Saved data entries:
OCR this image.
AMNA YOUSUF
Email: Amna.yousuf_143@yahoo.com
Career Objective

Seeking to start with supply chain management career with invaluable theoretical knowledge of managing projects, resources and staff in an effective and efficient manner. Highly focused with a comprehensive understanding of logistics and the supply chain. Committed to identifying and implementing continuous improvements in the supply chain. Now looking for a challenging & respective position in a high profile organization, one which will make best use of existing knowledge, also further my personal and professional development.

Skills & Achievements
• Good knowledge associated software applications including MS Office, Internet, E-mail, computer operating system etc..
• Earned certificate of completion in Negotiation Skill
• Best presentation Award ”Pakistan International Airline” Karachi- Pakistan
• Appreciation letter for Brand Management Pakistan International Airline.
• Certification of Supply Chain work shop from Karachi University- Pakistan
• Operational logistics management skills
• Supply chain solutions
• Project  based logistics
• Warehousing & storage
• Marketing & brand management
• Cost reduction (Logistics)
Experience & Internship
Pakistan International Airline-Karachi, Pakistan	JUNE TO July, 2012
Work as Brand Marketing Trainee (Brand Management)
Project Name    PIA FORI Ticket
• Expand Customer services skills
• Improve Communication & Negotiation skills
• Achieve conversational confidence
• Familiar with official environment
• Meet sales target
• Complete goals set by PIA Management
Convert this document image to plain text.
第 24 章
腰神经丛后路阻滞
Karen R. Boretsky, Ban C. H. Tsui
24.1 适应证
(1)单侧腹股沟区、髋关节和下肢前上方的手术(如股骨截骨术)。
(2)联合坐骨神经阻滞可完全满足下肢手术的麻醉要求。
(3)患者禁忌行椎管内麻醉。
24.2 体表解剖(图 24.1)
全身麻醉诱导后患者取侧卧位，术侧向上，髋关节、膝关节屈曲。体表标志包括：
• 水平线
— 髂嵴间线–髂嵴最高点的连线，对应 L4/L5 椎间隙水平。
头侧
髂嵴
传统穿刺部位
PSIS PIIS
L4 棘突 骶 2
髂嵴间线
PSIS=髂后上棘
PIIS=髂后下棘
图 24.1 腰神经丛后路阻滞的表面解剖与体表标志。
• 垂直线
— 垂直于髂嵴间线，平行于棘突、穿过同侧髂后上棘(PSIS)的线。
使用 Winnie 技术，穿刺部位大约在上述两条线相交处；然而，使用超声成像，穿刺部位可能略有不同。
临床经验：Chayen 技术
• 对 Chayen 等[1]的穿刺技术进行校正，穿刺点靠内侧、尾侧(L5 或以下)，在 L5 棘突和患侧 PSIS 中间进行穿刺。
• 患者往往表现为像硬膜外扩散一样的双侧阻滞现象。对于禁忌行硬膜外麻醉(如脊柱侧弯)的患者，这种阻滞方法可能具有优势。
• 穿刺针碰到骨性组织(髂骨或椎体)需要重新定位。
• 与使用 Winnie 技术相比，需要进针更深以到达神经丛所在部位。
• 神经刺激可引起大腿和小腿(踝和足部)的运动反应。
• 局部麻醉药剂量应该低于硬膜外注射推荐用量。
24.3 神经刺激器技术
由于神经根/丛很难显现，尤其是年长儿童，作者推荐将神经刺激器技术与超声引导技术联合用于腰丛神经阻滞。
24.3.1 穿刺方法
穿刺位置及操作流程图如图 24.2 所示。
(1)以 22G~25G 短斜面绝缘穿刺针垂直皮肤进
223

TASK REQUIREMENTS:
Out of the records, collect only those lines that contain the string "PSIS".

RESULT FOR THIS TASK:
PSIS PIIS
PSIS=髂后上棘
— 垂直于髂嵴间线，平行于棘突、穿过同侧髂后上棘(PSIS)的线。
• 对 Chayen 等[1]的穿刺技术进行校正，穿刺点靠内侧、尾侧(L5 或以下)，在 L5 棘突和患侧 PSIS 中间进行穿刺。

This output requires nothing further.